**EXERCISE OBJECTIVE**
Copy out everything from the start of the data down to and including the line containing "level-bar xyxy=(257,396,259,400)", with no changes.

**PROVIDED RECORDS**
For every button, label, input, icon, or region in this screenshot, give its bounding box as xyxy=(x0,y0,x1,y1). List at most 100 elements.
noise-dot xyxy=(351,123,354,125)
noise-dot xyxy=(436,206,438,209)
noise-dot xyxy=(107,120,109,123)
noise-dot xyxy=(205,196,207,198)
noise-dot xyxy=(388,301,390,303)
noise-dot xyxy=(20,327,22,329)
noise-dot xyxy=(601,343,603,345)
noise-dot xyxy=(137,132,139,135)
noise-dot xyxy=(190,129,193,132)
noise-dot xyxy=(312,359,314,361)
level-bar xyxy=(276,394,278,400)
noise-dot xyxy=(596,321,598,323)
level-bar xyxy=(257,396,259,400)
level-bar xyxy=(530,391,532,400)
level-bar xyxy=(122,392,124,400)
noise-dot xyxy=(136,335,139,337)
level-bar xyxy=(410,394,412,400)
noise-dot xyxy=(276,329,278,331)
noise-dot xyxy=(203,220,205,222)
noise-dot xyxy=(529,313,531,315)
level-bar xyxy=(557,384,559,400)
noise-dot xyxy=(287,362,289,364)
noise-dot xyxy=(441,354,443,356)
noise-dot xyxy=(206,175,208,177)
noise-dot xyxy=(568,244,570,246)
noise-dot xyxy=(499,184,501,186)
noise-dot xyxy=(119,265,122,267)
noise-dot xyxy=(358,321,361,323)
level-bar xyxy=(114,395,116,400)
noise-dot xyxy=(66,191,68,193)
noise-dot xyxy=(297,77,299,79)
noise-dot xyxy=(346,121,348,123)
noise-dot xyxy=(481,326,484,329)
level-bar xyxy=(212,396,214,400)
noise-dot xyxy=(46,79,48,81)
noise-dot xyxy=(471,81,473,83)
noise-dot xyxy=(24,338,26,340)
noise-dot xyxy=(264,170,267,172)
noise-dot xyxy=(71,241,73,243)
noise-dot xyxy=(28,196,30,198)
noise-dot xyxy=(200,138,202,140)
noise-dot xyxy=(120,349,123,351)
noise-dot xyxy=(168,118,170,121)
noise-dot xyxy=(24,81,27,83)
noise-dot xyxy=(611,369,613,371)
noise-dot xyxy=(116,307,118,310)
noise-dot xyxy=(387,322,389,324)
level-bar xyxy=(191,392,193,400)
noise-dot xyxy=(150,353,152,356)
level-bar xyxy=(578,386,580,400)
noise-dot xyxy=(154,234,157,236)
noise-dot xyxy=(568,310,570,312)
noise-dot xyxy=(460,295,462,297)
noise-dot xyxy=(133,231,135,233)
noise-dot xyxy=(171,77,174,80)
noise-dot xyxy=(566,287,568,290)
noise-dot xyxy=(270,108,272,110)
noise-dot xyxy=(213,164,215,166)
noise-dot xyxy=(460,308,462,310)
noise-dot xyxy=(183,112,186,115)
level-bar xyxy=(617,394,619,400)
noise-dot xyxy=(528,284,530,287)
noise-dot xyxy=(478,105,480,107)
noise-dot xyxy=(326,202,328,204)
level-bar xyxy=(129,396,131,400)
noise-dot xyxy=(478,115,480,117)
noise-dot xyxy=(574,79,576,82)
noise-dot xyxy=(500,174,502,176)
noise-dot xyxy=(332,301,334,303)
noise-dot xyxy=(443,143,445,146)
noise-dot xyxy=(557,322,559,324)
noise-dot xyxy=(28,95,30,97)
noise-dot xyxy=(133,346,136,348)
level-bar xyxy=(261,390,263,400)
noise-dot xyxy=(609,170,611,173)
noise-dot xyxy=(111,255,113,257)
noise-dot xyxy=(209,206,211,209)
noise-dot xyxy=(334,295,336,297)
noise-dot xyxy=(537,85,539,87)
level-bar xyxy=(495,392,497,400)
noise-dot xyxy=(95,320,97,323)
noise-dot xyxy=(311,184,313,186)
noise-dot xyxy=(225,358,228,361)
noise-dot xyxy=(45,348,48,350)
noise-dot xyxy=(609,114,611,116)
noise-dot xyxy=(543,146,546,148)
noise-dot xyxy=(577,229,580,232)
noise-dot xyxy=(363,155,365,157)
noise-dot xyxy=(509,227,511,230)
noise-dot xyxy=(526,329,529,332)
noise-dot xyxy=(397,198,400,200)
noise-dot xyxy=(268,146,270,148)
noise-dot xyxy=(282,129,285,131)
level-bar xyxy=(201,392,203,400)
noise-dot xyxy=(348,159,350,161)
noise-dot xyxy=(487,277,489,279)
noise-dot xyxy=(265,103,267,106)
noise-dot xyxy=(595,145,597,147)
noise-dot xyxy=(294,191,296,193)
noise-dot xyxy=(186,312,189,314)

**ANSWER TO THIS TASK**
For every button, label, input, icon, or region in this screenshot, give its bounding box as xyxy=(x0,y0,x1,y1). List at most 100 elements.
noise-dot xyxy=(351,123,354,125)
noise-dot xyxy=(436,206,438,209)
noise-dot xyxy=(107,120,109,123)
noise-dot xyxy=(205,196,207,198)
noise-dot xyxy=(388,301,390,303)
noise-dot xyxy=(20,327,22,329)
noise-dot xyxy=(601,343,603,345)
noise-dot xyxy=(137,132,139,135)
noise-dot xyxy=(190,129,193,132)
noise-dot xyxy=(312,359,314,361)
level-bar xyxy=(276,394,278,400)
noise-dot xyxy=(596,321,598,323)
level-bar xyxy=(257,396,259,400)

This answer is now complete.